REQUIREMENT –
Read the listing below and copy out every line that holds "JSON".

Data entries for graphics
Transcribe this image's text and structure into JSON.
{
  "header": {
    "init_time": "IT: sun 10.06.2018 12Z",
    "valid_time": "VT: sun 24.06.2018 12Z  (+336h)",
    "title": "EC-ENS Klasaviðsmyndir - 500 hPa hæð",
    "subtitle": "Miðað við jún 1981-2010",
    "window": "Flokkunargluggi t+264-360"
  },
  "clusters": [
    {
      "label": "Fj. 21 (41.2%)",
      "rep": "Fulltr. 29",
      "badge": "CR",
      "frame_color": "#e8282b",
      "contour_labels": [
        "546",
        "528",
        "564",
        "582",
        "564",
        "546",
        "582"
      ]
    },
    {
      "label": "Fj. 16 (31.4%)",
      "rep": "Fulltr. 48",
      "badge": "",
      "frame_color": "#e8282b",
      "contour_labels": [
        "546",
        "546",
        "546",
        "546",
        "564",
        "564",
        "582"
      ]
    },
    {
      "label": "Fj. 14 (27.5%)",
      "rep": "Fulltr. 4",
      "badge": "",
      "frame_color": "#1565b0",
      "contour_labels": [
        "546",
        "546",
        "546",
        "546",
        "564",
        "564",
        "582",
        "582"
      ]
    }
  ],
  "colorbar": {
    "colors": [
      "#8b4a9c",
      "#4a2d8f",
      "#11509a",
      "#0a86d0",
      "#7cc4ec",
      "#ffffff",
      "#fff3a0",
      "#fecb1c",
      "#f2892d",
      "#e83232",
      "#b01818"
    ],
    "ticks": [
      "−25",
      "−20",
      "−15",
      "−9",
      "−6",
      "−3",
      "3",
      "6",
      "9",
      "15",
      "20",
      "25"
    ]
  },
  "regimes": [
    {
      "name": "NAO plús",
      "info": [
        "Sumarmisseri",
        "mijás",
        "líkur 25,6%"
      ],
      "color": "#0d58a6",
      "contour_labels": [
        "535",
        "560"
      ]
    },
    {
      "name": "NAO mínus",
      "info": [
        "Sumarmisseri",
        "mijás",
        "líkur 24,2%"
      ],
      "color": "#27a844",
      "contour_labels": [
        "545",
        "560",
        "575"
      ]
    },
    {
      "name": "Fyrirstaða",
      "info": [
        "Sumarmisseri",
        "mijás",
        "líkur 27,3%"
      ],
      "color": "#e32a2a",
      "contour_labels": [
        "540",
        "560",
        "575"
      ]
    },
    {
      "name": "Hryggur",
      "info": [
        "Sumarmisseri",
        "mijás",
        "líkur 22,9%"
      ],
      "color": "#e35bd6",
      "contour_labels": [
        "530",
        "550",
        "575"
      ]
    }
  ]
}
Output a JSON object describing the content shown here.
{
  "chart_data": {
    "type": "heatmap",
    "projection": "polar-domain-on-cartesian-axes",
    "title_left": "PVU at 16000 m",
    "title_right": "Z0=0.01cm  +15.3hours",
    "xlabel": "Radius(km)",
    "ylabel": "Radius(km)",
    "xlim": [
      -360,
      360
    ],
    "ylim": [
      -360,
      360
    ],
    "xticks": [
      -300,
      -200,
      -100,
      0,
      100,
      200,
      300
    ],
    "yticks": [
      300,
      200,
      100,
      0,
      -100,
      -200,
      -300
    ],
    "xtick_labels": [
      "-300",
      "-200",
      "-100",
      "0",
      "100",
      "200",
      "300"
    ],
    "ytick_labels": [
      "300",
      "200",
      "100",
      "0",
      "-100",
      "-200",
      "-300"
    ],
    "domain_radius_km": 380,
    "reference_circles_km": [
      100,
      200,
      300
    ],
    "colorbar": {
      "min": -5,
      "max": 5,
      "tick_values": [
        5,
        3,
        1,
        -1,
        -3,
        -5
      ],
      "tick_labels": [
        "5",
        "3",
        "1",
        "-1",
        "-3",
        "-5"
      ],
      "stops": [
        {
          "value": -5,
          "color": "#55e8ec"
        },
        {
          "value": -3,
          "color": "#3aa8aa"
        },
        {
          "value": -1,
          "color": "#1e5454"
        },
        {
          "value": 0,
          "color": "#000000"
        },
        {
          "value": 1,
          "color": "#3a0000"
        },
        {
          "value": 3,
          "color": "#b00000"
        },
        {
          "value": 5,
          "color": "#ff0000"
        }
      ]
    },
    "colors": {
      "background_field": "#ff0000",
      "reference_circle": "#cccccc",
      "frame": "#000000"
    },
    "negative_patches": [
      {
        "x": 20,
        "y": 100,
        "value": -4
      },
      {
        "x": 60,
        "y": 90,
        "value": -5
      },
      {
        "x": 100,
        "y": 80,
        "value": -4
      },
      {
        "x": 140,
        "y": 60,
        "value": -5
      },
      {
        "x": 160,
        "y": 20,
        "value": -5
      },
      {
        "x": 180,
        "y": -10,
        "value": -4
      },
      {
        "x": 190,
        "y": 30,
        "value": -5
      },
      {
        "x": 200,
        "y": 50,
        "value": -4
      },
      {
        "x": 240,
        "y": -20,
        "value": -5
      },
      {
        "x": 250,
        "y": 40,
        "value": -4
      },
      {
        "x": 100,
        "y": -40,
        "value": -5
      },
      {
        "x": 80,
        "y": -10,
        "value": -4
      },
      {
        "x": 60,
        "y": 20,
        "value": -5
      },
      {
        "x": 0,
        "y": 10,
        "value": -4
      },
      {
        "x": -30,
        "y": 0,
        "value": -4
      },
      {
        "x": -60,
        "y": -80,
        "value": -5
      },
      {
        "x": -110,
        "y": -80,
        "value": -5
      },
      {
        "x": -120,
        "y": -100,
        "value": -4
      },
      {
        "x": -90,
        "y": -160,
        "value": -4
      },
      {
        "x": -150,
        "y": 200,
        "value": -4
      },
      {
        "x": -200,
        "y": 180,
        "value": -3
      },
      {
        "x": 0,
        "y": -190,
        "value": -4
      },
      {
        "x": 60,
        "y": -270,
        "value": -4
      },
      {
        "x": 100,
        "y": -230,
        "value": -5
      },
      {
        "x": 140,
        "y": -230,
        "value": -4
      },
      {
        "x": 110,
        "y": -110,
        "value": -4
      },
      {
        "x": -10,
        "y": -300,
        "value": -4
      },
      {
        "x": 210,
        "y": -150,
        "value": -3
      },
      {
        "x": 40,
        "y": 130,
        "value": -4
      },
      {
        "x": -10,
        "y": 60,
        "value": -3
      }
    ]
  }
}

ANSWER TO THIS TASK –
Transcribe this image's text and structure into JSON.
Output a JSON object describing the content shown here.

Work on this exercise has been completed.